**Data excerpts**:
——————————

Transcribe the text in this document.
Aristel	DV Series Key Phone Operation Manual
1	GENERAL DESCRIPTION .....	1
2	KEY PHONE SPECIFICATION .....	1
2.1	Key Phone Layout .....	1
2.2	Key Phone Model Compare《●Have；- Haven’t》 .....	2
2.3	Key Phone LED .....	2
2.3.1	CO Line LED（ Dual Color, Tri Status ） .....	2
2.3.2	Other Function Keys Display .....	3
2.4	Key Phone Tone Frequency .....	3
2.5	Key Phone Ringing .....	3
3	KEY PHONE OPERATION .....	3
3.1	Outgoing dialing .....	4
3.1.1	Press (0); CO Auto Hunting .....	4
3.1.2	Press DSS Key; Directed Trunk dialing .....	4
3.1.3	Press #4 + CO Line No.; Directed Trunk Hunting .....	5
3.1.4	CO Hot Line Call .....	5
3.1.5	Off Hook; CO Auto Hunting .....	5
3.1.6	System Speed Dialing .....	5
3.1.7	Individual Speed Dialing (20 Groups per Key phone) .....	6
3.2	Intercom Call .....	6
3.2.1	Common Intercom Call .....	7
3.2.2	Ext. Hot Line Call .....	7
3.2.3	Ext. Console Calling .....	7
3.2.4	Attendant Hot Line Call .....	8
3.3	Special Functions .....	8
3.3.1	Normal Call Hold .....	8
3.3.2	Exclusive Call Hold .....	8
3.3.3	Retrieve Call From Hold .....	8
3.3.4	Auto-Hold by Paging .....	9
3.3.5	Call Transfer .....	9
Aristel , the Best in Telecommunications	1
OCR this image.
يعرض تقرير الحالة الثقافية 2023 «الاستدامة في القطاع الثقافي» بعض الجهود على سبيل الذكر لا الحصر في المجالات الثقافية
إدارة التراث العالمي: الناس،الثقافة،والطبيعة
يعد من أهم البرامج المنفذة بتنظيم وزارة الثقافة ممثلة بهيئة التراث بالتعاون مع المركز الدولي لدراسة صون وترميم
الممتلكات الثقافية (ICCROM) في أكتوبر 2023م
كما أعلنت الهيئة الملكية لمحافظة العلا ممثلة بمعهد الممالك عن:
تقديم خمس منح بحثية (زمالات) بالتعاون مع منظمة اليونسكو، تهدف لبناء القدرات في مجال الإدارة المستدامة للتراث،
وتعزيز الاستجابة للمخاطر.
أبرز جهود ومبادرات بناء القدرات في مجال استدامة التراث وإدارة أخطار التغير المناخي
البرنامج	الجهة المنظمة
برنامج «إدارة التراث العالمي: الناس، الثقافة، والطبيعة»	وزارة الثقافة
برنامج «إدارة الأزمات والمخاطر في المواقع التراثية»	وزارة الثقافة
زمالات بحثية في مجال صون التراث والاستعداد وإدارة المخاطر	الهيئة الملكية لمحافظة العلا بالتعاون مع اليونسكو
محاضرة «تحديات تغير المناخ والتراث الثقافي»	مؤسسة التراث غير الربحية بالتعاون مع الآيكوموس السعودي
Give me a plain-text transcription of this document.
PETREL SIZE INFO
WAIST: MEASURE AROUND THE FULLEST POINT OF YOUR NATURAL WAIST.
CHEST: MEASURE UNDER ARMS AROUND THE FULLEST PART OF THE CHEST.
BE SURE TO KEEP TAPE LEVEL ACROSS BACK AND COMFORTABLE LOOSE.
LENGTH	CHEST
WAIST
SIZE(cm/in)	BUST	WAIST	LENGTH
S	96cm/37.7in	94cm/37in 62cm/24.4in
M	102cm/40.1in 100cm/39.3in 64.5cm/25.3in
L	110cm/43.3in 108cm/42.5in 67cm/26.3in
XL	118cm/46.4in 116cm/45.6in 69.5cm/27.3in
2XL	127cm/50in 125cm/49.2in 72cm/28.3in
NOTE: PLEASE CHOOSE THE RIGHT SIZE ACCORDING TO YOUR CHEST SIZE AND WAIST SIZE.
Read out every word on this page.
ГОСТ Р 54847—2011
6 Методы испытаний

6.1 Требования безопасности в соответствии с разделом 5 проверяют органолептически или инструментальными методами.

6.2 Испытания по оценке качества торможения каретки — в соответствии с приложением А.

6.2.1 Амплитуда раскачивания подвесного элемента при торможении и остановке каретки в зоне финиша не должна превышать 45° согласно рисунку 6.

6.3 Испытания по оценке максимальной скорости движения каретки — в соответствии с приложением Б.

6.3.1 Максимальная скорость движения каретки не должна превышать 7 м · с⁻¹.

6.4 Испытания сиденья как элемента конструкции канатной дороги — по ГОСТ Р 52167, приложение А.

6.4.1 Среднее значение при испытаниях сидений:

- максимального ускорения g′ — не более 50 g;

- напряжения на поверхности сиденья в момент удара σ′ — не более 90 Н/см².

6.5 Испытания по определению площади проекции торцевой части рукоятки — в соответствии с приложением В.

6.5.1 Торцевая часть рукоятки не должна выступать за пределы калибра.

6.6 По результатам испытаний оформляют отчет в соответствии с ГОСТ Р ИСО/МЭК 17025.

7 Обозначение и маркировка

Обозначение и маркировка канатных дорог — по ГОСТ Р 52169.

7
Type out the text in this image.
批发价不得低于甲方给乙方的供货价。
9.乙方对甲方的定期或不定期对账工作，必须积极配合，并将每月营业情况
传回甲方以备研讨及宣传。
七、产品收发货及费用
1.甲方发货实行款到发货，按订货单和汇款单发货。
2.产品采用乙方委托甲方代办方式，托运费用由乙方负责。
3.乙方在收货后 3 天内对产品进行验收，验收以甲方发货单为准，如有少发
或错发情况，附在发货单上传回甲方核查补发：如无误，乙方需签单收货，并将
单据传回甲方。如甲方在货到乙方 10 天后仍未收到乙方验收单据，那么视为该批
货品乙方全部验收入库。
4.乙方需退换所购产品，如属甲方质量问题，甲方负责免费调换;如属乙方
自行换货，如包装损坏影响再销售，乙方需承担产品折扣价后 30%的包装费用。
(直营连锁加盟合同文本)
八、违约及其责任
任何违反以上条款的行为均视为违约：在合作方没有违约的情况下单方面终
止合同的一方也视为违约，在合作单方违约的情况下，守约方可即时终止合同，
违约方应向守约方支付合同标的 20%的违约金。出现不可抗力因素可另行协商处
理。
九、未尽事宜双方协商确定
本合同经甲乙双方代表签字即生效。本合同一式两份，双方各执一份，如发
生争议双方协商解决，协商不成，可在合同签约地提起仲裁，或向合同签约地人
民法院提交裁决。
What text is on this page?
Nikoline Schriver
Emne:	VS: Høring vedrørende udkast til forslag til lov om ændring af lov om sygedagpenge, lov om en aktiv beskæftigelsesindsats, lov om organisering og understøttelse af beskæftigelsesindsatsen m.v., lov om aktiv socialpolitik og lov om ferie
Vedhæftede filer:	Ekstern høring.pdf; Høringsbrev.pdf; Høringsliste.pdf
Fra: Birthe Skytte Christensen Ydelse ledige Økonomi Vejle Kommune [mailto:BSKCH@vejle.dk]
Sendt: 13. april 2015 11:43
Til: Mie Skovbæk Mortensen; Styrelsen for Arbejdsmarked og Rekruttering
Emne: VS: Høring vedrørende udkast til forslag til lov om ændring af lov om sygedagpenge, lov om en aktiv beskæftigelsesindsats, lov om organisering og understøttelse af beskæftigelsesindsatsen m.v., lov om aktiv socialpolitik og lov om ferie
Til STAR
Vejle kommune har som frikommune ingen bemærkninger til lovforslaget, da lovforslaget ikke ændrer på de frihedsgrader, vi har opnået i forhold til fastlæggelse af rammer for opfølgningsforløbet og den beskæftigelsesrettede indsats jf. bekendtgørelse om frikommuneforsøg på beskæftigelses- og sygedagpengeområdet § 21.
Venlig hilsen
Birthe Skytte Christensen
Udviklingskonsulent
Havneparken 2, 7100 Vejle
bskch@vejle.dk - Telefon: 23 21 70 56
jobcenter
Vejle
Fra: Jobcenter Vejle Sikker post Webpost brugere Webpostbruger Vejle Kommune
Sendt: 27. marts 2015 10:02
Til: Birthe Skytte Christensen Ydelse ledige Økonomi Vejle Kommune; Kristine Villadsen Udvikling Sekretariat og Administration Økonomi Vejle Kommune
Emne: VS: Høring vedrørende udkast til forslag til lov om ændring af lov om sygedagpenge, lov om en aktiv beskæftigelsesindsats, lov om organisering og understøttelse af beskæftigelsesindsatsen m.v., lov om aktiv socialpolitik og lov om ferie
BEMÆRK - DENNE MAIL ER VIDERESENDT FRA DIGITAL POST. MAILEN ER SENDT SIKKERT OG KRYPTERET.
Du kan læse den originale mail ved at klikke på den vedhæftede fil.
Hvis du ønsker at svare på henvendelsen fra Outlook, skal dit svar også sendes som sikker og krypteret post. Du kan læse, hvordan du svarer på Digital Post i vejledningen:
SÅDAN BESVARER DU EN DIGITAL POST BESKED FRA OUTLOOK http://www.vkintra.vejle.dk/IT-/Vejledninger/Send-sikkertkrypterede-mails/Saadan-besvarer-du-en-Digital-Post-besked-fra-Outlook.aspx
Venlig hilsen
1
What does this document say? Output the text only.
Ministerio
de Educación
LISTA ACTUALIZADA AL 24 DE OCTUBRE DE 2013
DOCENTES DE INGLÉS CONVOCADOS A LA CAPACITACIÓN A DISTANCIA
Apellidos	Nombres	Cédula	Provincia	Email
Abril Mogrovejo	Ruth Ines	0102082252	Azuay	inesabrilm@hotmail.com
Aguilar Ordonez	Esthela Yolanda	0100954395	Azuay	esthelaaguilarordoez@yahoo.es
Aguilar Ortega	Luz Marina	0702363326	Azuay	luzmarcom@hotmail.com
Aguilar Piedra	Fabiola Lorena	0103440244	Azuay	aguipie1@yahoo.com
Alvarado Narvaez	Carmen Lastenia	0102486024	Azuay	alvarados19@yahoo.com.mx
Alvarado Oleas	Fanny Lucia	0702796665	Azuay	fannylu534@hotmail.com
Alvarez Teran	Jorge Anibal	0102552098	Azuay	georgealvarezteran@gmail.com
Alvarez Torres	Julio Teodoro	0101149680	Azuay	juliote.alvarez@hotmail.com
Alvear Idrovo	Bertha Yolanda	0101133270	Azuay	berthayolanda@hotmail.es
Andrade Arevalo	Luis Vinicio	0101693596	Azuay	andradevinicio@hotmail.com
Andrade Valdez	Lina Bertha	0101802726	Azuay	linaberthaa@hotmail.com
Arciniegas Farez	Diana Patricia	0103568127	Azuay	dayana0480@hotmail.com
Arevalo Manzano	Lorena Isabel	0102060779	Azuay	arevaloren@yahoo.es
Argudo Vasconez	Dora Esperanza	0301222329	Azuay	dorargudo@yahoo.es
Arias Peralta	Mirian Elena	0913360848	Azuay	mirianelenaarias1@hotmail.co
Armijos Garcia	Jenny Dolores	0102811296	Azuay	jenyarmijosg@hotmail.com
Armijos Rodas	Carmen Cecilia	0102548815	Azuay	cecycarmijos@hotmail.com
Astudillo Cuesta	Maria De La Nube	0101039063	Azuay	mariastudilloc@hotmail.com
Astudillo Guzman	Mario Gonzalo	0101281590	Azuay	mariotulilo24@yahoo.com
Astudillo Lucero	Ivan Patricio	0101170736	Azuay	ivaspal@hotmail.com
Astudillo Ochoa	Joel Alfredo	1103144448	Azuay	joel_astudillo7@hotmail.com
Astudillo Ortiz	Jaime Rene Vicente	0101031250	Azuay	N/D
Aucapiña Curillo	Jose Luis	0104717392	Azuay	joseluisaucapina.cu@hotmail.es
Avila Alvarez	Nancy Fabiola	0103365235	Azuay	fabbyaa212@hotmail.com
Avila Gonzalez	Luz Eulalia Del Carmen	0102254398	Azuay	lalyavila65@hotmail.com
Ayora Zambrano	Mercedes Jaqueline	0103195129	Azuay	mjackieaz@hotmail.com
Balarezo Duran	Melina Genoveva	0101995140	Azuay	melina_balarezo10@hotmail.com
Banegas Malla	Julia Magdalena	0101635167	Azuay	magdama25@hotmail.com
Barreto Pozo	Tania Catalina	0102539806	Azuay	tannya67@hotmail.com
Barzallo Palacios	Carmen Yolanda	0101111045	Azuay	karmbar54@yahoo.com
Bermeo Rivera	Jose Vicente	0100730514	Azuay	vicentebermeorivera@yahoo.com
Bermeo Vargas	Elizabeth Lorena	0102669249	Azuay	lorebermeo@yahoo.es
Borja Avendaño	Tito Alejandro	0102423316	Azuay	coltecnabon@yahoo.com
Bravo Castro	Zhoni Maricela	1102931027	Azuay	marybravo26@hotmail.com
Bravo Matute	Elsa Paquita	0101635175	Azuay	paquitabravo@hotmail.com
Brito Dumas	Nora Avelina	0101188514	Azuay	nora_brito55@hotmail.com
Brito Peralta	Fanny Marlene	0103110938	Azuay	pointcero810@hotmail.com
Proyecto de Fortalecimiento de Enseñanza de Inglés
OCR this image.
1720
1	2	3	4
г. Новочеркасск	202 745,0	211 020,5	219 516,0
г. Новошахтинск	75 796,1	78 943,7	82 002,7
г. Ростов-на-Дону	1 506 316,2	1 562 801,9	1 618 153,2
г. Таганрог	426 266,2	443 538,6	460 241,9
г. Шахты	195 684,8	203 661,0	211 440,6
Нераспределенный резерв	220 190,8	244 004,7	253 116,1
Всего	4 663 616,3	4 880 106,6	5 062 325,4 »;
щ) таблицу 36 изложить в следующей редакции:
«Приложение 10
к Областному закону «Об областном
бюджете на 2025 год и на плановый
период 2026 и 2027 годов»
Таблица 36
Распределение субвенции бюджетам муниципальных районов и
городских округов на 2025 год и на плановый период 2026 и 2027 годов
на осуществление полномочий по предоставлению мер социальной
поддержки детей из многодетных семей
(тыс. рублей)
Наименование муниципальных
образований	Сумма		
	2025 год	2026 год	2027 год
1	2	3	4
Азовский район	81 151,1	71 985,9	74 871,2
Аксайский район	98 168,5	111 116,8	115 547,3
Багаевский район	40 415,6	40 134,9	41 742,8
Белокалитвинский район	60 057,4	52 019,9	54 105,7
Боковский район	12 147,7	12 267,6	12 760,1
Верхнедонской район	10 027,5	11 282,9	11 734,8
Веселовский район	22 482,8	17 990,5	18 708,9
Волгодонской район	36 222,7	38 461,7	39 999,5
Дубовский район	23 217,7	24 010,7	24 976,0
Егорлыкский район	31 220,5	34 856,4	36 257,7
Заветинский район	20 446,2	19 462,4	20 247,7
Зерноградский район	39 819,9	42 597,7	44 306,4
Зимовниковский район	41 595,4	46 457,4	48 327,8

——————————

**Exercise aim**:
Report how many lines of the data contain the word "Bertha", using the number alone.

**Final answer**:
2